• [Set problem] Count the lines containing "肌肉无收缩反应" in the entries underneath, and state that count without anything else.
————————
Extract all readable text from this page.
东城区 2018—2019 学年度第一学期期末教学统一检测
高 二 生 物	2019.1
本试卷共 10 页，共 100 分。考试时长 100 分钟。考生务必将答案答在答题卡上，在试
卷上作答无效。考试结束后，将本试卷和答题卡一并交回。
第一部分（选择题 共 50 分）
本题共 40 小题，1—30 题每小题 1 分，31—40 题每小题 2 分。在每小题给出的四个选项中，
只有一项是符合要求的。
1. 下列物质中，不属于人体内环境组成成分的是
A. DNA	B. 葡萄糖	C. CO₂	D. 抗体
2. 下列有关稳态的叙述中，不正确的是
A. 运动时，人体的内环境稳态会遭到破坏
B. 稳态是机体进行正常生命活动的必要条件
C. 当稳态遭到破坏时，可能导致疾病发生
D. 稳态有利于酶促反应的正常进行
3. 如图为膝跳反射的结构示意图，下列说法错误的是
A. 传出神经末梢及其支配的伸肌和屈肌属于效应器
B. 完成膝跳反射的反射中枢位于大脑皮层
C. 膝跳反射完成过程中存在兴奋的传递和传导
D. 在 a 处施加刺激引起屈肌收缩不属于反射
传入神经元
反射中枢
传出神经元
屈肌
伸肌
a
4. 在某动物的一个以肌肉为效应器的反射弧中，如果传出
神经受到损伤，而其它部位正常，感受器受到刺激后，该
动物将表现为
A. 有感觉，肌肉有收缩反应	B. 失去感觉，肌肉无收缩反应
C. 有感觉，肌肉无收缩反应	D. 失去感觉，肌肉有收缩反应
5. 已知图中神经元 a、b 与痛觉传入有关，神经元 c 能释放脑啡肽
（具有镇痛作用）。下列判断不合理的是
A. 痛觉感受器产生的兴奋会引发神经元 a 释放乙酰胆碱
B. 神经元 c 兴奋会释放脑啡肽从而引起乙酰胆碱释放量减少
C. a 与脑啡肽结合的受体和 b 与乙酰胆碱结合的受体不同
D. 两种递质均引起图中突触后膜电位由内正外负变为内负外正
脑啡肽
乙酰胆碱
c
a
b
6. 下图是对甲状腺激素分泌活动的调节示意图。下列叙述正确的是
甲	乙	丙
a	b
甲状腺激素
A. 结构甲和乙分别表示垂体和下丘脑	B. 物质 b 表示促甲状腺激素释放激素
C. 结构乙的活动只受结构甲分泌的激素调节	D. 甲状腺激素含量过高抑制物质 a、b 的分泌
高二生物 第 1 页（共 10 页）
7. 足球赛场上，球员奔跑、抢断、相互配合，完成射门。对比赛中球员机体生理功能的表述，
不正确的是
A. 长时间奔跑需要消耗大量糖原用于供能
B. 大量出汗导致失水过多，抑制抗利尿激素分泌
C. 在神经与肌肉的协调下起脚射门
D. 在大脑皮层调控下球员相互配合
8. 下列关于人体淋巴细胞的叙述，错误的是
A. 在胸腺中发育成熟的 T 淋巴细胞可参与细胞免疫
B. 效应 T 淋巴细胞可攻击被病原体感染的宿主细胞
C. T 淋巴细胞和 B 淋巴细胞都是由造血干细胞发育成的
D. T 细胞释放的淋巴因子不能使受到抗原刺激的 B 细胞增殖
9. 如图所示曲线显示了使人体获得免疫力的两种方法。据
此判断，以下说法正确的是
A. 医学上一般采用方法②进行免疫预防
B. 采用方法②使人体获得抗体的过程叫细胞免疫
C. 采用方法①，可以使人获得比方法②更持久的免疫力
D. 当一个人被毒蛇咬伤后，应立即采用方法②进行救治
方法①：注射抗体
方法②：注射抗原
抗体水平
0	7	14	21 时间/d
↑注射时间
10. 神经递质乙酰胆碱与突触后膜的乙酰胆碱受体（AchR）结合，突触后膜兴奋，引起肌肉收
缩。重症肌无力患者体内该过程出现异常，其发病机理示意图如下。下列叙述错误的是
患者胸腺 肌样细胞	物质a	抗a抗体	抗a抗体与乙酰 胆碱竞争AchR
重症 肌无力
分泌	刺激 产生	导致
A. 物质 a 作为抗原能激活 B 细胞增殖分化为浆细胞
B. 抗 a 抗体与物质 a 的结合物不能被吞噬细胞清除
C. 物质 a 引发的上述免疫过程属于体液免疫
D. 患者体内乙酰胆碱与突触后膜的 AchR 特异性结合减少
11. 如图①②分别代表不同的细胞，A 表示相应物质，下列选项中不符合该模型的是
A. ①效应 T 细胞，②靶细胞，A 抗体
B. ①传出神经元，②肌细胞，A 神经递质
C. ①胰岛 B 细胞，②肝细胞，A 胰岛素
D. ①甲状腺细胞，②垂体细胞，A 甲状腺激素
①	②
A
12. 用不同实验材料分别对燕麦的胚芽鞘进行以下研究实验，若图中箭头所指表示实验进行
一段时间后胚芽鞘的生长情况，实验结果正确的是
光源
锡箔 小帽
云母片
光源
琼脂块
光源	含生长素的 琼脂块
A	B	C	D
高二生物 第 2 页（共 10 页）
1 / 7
————————
• [Answer to this task] 2